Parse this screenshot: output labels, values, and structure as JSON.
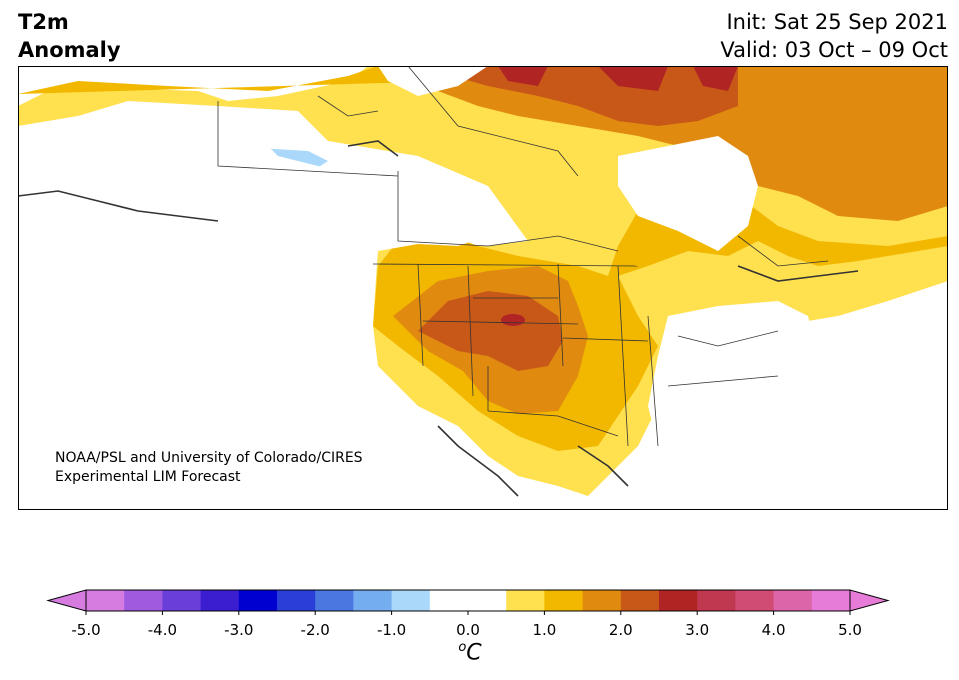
{
  "header": {
    "variable": "T2m",
    "subtitle": "Anomaly",
    "init": "Init: Sat 25 Sep 2021",
    "valid": "Valid: 03 Oct – 09 Oct"
  },
  "credit": {
    "line1": "NOAA/PSL and University of Colorado/CIRES",
    "line2": "Experimental LIM Forecast"
  },
  "colorbar": {
    "unit_symbol": "o",
    "unit_letter": "C",
    "min": -5.0,
    "max": 5.0,
    "tick_labels": [
      "-5.0",
      "-4.0",
      "-3.0",
      "-2.0",
      "-1.0",
      "0.0",
      "1.0",
      "2.0",
      "3.0",
      "4.0",
      "5.0"
    ],
    "tick_values": [
      -5,
      -4,
      -3,
      -2,
      -1,
      0,
      1,
      2,
      3,
      4,
      5
    ],
    "colors": [
      "#d67ce0",
      "#a05ae0",
      "#6a3ed8",
      "#3a1ed0",
      "#0000d0",
      "#2a3ed8",
      "#4a78e0",
      "#74aef0",
      "#aad8fa",
      "#ffffff",
      "#ffffff",
      "#ffe04e",
      "#f2b800",
      "#e08a10",
      "#c85818",
      "#b02424",
      "#c03850",
      "#d04c74",
      "#dc64a8",
      "#e67cd8"
    ]
  },
  "anomaly_colors": {
    "cool": "#aad8fa",
    "band1": "#ffe04e",
    "band2": "#f2b800",
    "band3": "#e08a10",
    "band4": "#c85818",
    "band5": "#b02424"
  }
}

## WHAT THE EXERCISE ASKS
Quote the preceding listing precisely and completely, omitting its images.

## SOLUTION
Parse this screenshot: output labels, values, and structure as JSON.
{
  "header": {
    "variable": "T2m",
    "subtitle": "Anomaly",
    "init": "Init: Sat 25 Sep 2021",
    "valid": "Valid: 03 Oct – 09 Oct"
  },
  "credit": {
    "line1": "NOAA/PSL and University of Colorado/CIRES",
    "line2": "Experimental LIM Forecast"
  },
  "colorbar": {
    "unit_symbol": "o",
    "unit_letter": "C",
    "min": -5.0,
    "max": 5.0,
    "tick_labels": [
      "-5.0",
      "-4.0",
      "-3.0",
      "-2.0",
      "-1.0",
      "0.0",
      "1.0",
      "2.0",
      "3.0",
      "4.0",
      "5.0"
    ],
    "tick_values": [
      -5,
      -4,
      -3,
      -2,
      -1,
      0,
      1,
      2,
      3,
      4,
      5
    ],
    "colors": [
      "#d67ce0",
      "#a05ae0",
      "#6a3ed8",
      "#3a1ed0",
      "#0000d0",
      "#2a3ed8",
      "#4a78e0",
      "#74aef0",
      "#aad8fa",
      "#ffffff",
      "#ffffff",
      "#ffe04e",
      "#f2b800",
      "#e08a10",
      "#c85818",
      "#b02424",
      "#c03850",
      "#d04c74",
      "#dc64a8",
      "#e67cd8"
    ]
  },
  "anomaly_colors": {
    "cool": "#aad8fa",
    "band1": "#ffe04e",
    "band2": "#f2b800",
    "band3": "#e08a10",
    "band4": "#c85818",
    "band5": "#b02424"
  }
}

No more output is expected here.